Each line that holds the word "this" counts once; give the total for the records below and nothing else.

+---+

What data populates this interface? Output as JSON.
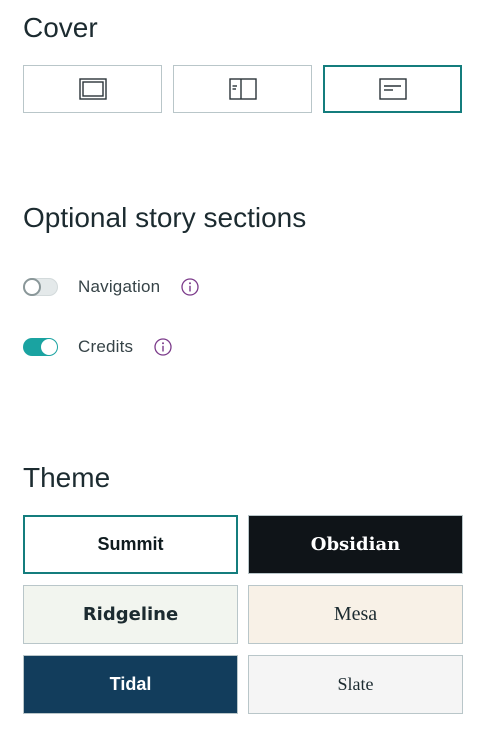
{
  "cover": {
    "title": "Cover",
    "options": [
      {
        "name": "full",
        "selected": false
      },
      {
        "name": "sidebyside",
        "selected": false
      },
      {
        "name": "minimal",
        "selected": true
      }
    ]
  },
  "sections": {
    "title": "Optional story sections",
    "items": [
      {
        "label": "Navigation",
        "enabled": false
      },
      {
        "label": "Credits",
        "enabled": true
      }
    ]
  },
  "theme": {
    "title": "Theme",
    "tiles": [
      {
        "label": "Summit",
        "bg": "#ffffff",
        "color": "#0f1b1f",
        "selected": true
      },
      {
        "label": "Obsidian",
        "bg": "#0f1418",
        "color": "#ffffff",
        "selected": false
      },
      {
        "label": "Ridgeline",
        "bg": "#f2f5ef",
        "color": "#1c2b30",
        "selected": false
      },
      {
        "label": "Mesa",
        "bg": "#f8f1e7",
        "color": "#1c2b30",
        "selected": false
      },
      {
        "label": "Tidal",
        "bg": "#123d5c",
        "color": "#ffffff",
        "selected": false
      },
      {
        "label": "Slate",
        "bg": "#f5f5f5",
        "color": "#1c2b30",
        "selected": false
      }
    ]
  },
  "colors": {
    "accent": "#147d7d",
    "toggle_on": "#1aa3a1",
    "info_icon": "#7b3a8a"
  }
}
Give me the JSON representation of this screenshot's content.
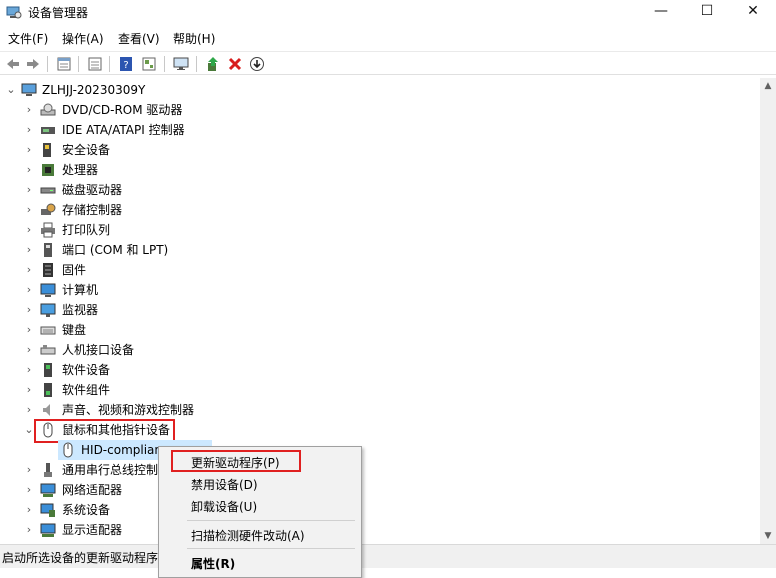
{
  "window": {
    "title": "设备管理器",
    "minimize": "—",
    "maximize": "☐",
    "close": "✕"
  },
  "menu": [
    {
      "label": "文件(F)"
    },
    {
      "label": "操作(A)"
    },
    {
      "label": "查看(V)"
    },
    {
      "label": "帮助(H)"
    }
  ],
  "toolbar": [
    "back-icon",
    "forward-icon",
    "properties-icon",
    "view-icon",
    "help-icon",
    "show-hidden-icon",
    "monitor-icon",
    "update-driver-icon",
    "uninstall-icon",
    "download-icon"
  ],
  "tree": {
    "root": "ZLHJJ-20230309Y",
    "items": [
      {
        "label": "DVD/CD-ROM 驱动器"
      },
      {
        "label": "IDE ATA/ATAPI 控制器"
      },
      {
        "label": "安全设备"
      },
      {
        "label": "处理器"
      },
      {
        "label": "磁盘驱动器"
      },
      {
        "label": "存储控制器"
      },
      {
        "label": "打印队列"
      },
      {
        "label": "端口 (COM 和 LPT)"
      },
      {
        "label": "固件"
      },
      {
        "label": "计算机"
      },
      {
        "label": "监视器"
      },
      {
        "label": "键盘"
      },
      {
        "label": "人机接口设备"
      },
      {
        "label": "软件设备"
      },
      {
        "label": "软件组件"
      },
      {
        "label": "声音、视频和游戏控制器"
      },
      {
        "label": "鼠标和其他指针设备"
      },
      {
        "label": "HID-complian"
      },
      {
        "label": "通用串行总线控制"
      },
      {
        "label": "网络适配器"
      },
      {
        "label": "系统设备"
      },
      {
        "label": "显示适配器"
      }
    ]
  },
  "context_menu": {
    "items": [
      {
        "label": "更新驱动程序(P)"
      },
      {
        "label": "禁用设备(D)"
      },
      {
        "label": "卸载设备(U)"
      },
      {
        "label": "扫描检测硬件改动(A)"
      },
      {
        "label": "属性(R)"
      }
    ]
  },
  "status": {
    "text": "启动所选设备的更新驱动程序"
  },
  "colors": {
    "highlight": "#e02020",
    "selection": "#cce8ff"
  }
}
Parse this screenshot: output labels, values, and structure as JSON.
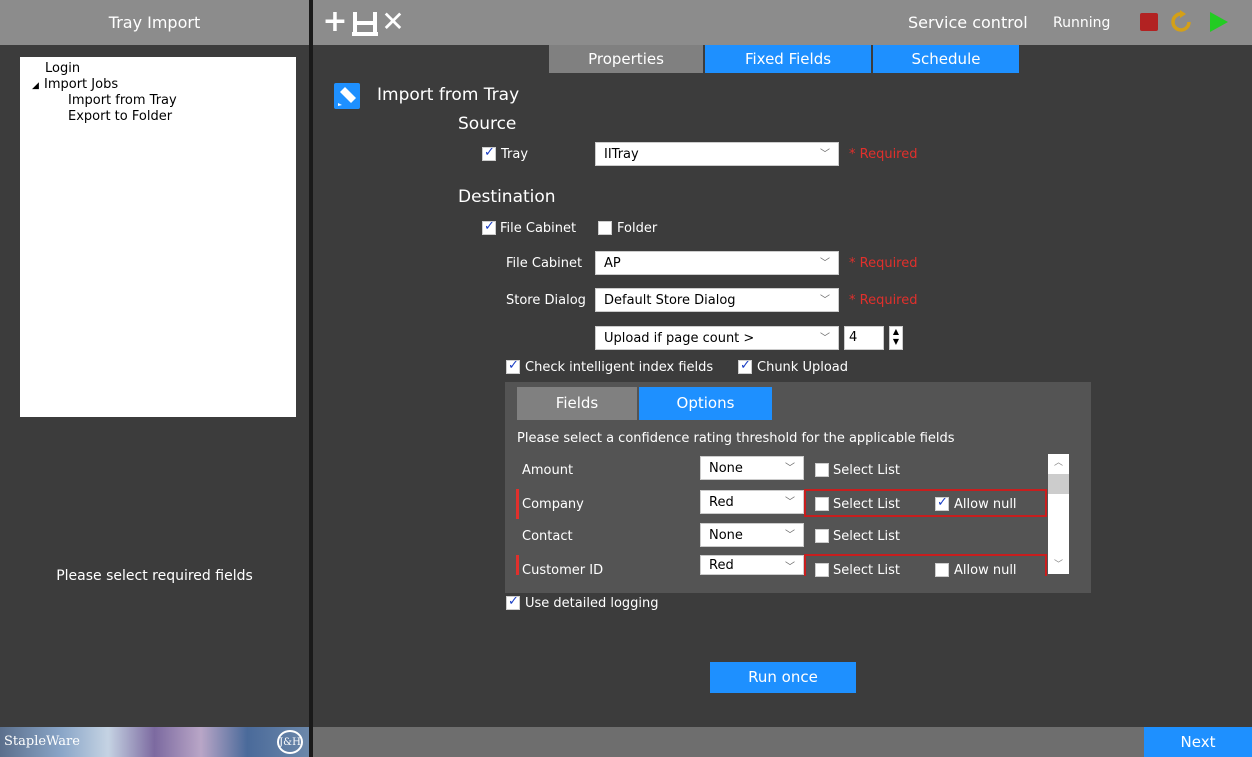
{
  "left_panel": {
    "title": "Tray Import",
    "tree": [
      {
        "label": "Login"
      },
      {
        "label": "Import Jobs",
        "arrow": "◢"
      },
      {
        "label": "Import from Tray"
      },
      {
        "label": "Export to Folder"
      }
    ],
    "status": "Please select required fields",
    "logo_left": "StapleWare",
    "logo_right": "J&H"
  },
  "toolbar": {
    "add_icon": "plus-icon",
    "save_icon": "save-icon",
    "close_icon": "close-icon",
    "add_glyph": "+",
    "close_glyph": "✕",
    "service_label": "Service control",
    "service_status": "Running",
    "colors": {
      "stop": "#b22222",
      "restart": "#d4a017",
      "play": "#22cc22"
    }
  },
  "tabs": [
    {
      "label": "Properties",
      "active": false
    },
    {
      "label": "Fixed Fields",
      "active": true
    },
    {
      "label": "Schedule",
      "active": true
    }
  ],
  "job": {
    "title": "Import from Tray",
    "source": {
      "heading": "Source",
      "tray_checkbox_label": "Tray",
      "tray_checked": true,
      "tray_value": "IITray",
      "required": "* Required"
    },
    "destination": {
      "heading": "Destination",
      "file_cabinet_checkbox_label": "File Cabinet",
      "file_cabinet_checked": true,
      "folder_checkbox_label": "Folder",
      "folder_checked": false,
      "file_cabinet_label": "File Cabinet",
      "file_cabinet_value": "AP",
      "store_dialog_label": "Store Dialog",
      "store_dialog_value": "Default Store Dialog",
      "required": "* Required",
      "upload_value": "Upload if page count >",
      "upload_count": "4",
      "check_intelligent_label": "Check intelligent index fields",
      "check_intelligent_checked": true,
      "chunk_upload_label": "Chunk Upload",
      "chunk_upload_checked": true
    },
    "fields_panel": {
      "tabs": [
        {
          "label": "Fields",
          "active": false
        },
        {
          "label": "Options",
          "active": true
        }
      ],
      "hint": "Please select a confidence rating threshold for the applicable fields",
      "select_list_label": "Select List",
      "allow_null_label": "Allow null",
      "rows": [
        {
          "name": "Amount",
          "threshold": "None",
          "select_list": false,
          "required": false
        },
        {
          "name": "Company",
          "threshold": "Red",
          "select_list": false,
          "required": true,
          "allow_null": true
        },
        {
          "name": "Contact",
          "threshold": "None",
          "select_list": false,
          "required": false
        },
        {
          "name": "Customer ID",
          "threshold": "Red",
          "select_list": false,
          "required": true,
          "allow_null": false
        }
      ]
    },
    "detailed_logging_label": "Use detailed logging",
    "detailed_logging_checked": true,
    "run_once_label": "Run once"
  },
  "footer": {
    "next_label": "Next"
  },
  "colors": {
    "accent": "#1e90ff",
    "required": "#e0302c",
    "tab_inactive": "#808080"
  }
}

+---+

# [Task solution]
3